## TO BE DONE
Leave out the images; return the rest of the data exactly.

---------------

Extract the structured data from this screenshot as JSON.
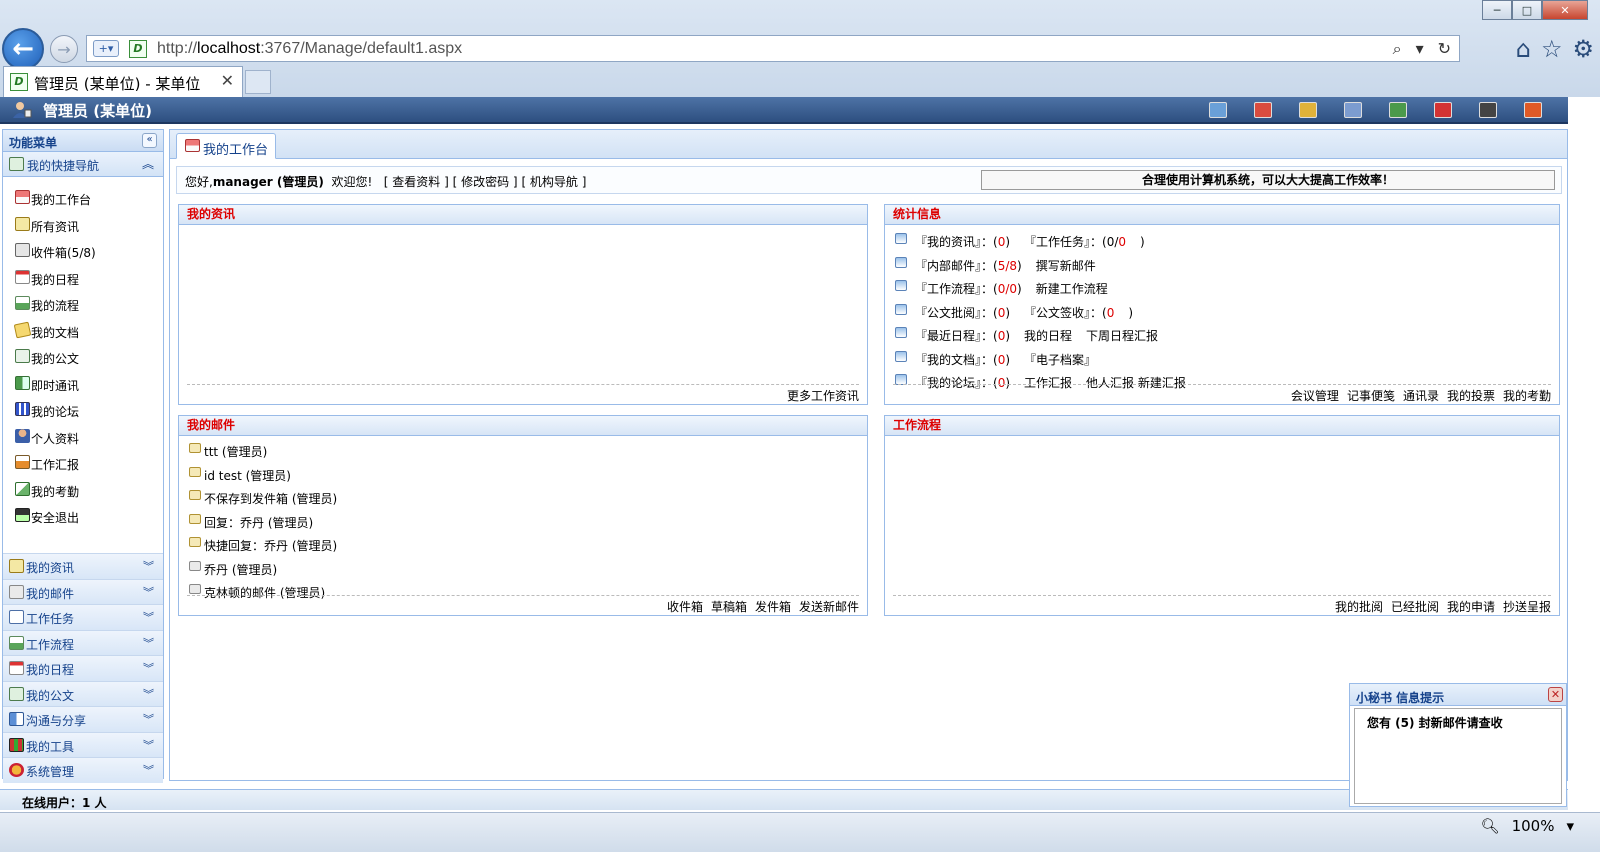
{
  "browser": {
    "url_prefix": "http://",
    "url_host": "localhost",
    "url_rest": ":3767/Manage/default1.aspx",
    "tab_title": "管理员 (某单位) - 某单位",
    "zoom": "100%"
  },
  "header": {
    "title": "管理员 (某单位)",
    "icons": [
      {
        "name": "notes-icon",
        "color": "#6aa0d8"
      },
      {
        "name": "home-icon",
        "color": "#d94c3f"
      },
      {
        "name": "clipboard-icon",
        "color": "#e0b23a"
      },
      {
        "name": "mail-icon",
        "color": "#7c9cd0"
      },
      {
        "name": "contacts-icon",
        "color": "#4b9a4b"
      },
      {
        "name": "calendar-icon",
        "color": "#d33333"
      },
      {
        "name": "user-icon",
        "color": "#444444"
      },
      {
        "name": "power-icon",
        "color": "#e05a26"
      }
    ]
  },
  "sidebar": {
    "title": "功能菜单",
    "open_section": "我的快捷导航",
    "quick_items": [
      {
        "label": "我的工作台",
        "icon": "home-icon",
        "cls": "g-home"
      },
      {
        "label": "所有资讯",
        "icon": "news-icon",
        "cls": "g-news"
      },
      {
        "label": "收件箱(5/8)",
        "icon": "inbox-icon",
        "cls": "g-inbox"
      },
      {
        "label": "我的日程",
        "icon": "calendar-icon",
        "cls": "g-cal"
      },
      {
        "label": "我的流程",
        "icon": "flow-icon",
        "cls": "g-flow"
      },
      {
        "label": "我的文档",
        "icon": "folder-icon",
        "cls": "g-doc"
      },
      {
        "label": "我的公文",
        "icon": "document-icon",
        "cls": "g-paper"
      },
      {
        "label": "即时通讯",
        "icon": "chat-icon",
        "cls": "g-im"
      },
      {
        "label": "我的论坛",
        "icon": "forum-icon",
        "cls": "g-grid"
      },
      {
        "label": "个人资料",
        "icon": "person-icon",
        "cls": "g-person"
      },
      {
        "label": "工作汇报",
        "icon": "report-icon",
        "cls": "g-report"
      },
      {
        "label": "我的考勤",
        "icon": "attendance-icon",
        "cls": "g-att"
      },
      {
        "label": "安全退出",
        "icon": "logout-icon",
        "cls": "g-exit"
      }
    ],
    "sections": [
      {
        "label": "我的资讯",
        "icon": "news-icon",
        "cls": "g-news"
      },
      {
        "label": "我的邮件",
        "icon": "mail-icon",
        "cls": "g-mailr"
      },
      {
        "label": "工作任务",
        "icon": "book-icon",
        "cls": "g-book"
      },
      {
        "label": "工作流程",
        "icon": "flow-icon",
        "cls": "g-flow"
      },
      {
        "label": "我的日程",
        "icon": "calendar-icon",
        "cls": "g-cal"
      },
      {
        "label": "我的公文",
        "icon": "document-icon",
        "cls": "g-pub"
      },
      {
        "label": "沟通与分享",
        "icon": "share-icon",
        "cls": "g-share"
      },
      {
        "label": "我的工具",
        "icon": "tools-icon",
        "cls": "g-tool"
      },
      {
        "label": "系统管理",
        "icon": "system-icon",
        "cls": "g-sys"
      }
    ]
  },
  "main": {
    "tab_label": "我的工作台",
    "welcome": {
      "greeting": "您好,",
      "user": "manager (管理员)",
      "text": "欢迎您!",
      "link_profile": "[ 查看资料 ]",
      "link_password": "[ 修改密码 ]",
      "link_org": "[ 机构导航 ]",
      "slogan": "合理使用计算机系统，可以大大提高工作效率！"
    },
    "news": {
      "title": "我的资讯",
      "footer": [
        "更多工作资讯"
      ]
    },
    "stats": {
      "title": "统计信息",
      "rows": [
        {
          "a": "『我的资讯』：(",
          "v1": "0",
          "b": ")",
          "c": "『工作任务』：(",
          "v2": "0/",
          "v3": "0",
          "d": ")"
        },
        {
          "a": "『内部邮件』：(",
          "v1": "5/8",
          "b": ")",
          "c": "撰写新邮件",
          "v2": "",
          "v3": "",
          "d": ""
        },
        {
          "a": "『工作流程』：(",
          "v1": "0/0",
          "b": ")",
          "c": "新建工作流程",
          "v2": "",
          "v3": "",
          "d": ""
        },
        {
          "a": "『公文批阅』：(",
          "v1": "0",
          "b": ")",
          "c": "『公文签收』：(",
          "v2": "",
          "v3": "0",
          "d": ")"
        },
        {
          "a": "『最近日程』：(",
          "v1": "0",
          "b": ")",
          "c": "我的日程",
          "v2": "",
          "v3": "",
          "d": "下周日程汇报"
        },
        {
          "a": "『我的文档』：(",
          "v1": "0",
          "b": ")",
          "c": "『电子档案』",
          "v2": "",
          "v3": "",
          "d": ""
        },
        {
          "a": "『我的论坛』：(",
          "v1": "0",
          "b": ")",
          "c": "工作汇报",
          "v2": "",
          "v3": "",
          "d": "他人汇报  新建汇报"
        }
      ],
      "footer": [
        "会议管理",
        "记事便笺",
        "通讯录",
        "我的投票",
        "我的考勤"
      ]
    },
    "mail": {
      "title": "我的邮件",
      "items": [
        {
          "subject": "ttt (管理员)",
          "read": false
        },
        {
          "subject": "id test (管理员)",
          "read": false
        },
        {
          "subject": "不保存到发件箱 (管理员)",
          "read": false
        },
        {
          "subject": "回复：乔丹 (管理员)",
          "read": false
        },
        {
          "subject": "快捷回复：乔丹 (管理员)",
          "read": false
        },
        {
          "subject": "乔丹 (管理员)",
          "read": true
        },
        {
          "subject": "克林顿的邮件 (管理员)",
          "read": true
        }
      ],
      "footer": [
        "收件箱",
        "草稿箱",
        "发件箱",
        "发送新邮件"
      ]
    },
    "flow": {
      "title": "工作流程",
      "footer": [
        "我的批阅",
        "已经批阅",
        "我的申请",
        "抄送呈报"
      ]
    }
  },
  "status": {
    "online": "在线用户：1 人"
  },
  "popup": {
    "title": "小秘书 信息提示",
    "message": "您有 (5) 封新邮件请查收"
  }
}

---------------

## WRITTEN SOLUTION
Extract the structured data from this screenshot as JSON.
{
  "browser": {
    "url_prefix": "http://",
    "url_host": "localhost",
    "url_rest": ":3767/Manage/default1.aspx",
    "tab_title": "管理员 (某单位) - 某单位",
    "zoom": "100%"
  },
  "header": {
    "title": "管理员 (某单位)",
    "icons": [
      {
        "name": "notes-icon",
        "color": "#6aa0d8"
      },
      {
        "name": "home-icon",
        "color": "#d94c3f"
      },
      {
        "name": "clipboard-icon",
        "color": "#e0b23a"
      },
      {
        "name": "mail-icon",
        "color": "#7c9cd0"
      },
      {
        "name": "contacts-icon",
        "color": "#4b9a4b"
      },
      {
        "name": "calendar-icon",
        "color": "#d33333"
      },
      {
        "name": "user-icon",
        "color": "#444444"
      },
      {
        "name": "power-icon",
        "color": "#e05a26"
      }
    ]
  },
  "sidebar": {
    "title": "功能菜单",
    "open_section": "我的快捷导航",
    "quick_items": [
      {
        "label": "我的工作台",
        "icon": "home-icon",
        "cls": "g-home"
      },
      {
        "label": "所有资讯",
        "icon": "news-icon",
        "cls": "g-news"
      },
      {
        "label": "收件箱(5/8)",
        "icon": "inbox-icon",
        "cls": "g-inbox"
      },
      {
        "label": "我的日程",
        "icon": "calendar-icon",
        "cls": "g-cal"
      },
      {
        "label": "我的流程",
        "icon": "flow-icon",
        "cls": "g-flow"
      },
      {
        "label": "我的文档",
        "icon": "folder-icon",
        "cls": "g-doc"
      },
      {
        "label": "我的公文",
        "icon": "document-icon",
        "cls": "g-paper"
      },
      {
        "label": "即时通讯",
        "icon": "chat-icon",
        "cls": "g-im"
      },
      {
        "label": "我的论坛",
        "icon": "forum-icon",
        "cls": "g-grid"
      },
      {
        "label": "个人资料",
        "icon": "person-icon",
        "cls": "g-person"
      },
      {
        "label": "工作汇报",
        "icon": "report-icon",
        "cls": "g-report"
      },
      {
        "label": "我的考勤",
        "icon": "attendance-icon",
        "cls": "g-att"
      },
      {
        "label": "安全退出",
        "icon": "logout-icon",
        "cls": "g-exit"
      }
    ],
    "sections": [
      {
        "label": "我的资讯",
        "icon": "news-icon",
        "cls": "g-news"
      },
      {
        "label": "我的邮件",
        "icon": "mail-icon",
        "cls": "g-mailr"
      },
      {
        "label": "工作任务",
        "icon": "book-icon",
        "cls": "g-book"
      },
      {
        "label": "工作流程",
        "icon": "flow-icon",
        "cls": "g-flow"
      },
      {
        "label": "我的日程",
        "icon": "calendar-icon",
        "cls": "g-cal"
      },
      {
        "label": "我的公文",
        "icon": "document-icon",
        "cls": "g-pub"
      },
      {
        "label": "沟通与分享",
        "icon": "share-icon",
        "cls": "g-share"
      },
      {
        "label": "我的工具",
        "icon": "tools-icon",
        "cls": "g-tool"
      },
      {
        "label": "系统管理",
        "icon": "system-icon",
        "cls": "g-sys"
      }
    ]
  },
  "main": {
    "tab_label": "我的工作台",
    "welcome": {
      "greeting": "您好,",
      "user": "manager (管理员)",
      "text": "欢迎您!",
      "link_profile": "[ 查看资料 ]",
      "link_password": "[ 修改密码 ]",
      "link_org": "[ 机构导航 ]",
      "slogan": "合理使用计算机系统，可以大大提高工作效率！"
    },
    "news": {
      "title": "我的资讯",
      "footer": [
        "更多工作资讯"
      ]
    },
    "stats": {
      "title": "统计信息",
      "rows": [
        {
          "a": "『我的资讯』：(",
          "v1": "0",
          "b": ")",
          "c": "『工作任务』：(",
          "v2": "0/",
          "v3": "0",
          "d": ")"
        },
        {
          "a": "『内部邮件』：(",
          "v1": "5/8",
          "b": ")",
          "c": "撰写新邮件",
          "v2": "",
          "v3": "",
          "d": ""
        },
        {
          "a": "『工作流程』：(",
          "v1": "0/0",
          "b": ")",
          "c": "新建工作流程",
          "v2": "",
          "v3": "",
          "d": ""
        },
        {
          "a": "『公文批阅』：(",
          "v1": "0",
          "b": ")",
          "c": "『公文签收』：(",
          "v2": "",
          "v3": "0",
          "d": ")"
        },
        {
          "a": "『最近日程』：(",
          "v1": "0",
          "b": ")",
          "c": "我的日程",
          "v2": "",
          "v3": "",
          "d": "下周日程汇报"
        },
        {
          "a": "『我的文档』：(",
          "v1": "0",
          "b": ")",
          "c": "『电子档案』",
          "v2": "",
          "v3": "",
          "d": ""
        },
        {
          "a": "『我的论坛』：(",
          "v1": "0",
          "b": ")",
          "c": "工作汇报",
          "v2": "",
          "v3": "",
          "d": "他人汇报  新建汇报"
        }
      ],
      "footer": [
        "会议管理",
        "记事便笺",
        "通讯录",
        "我的投票",
        "我的考勤"
      ]
    },
    "mail": {
      "title": "我的邮件",
      "items": [
        {
          "subject": "ttt (管理员)",
          "read": false
        },
        {
          "subject": "id test (管理员)",
          "read": false
        },
        {
          "subject": "不保存到发件箱 (管理员)",
          "read": false
        },
        {
          "subject": "回复：乔丹 (管理员)",
          "read": false
        },
        {
          "subject": "快捷回复：乔丹 (管理员)",
          "read": false
        },
        {
          "subject": "乔丹 (管理员)",
          "read": true
        },
        {
          "subject": "克林顿的邮件 (管理员)",
          "read": true
        }
      ],
      "footer": [
        "收件箱",
        "草稿箱",
        "发件箱",
        "发送新邮件"
      ]
    },
    "flow": {
      "title": "工作流程",
      "footer": [
        "我的批阅",
        "已经批阅",
        "我的申请",
        "抄送呈报"
      ]
    }
  },
  "status": {
    "online": "在线用户：1 人"
  },
  "popup": {
    "title": "小秘书 信息提示",
    "message": "您有 (5) 封新邮件请查收"
  }
}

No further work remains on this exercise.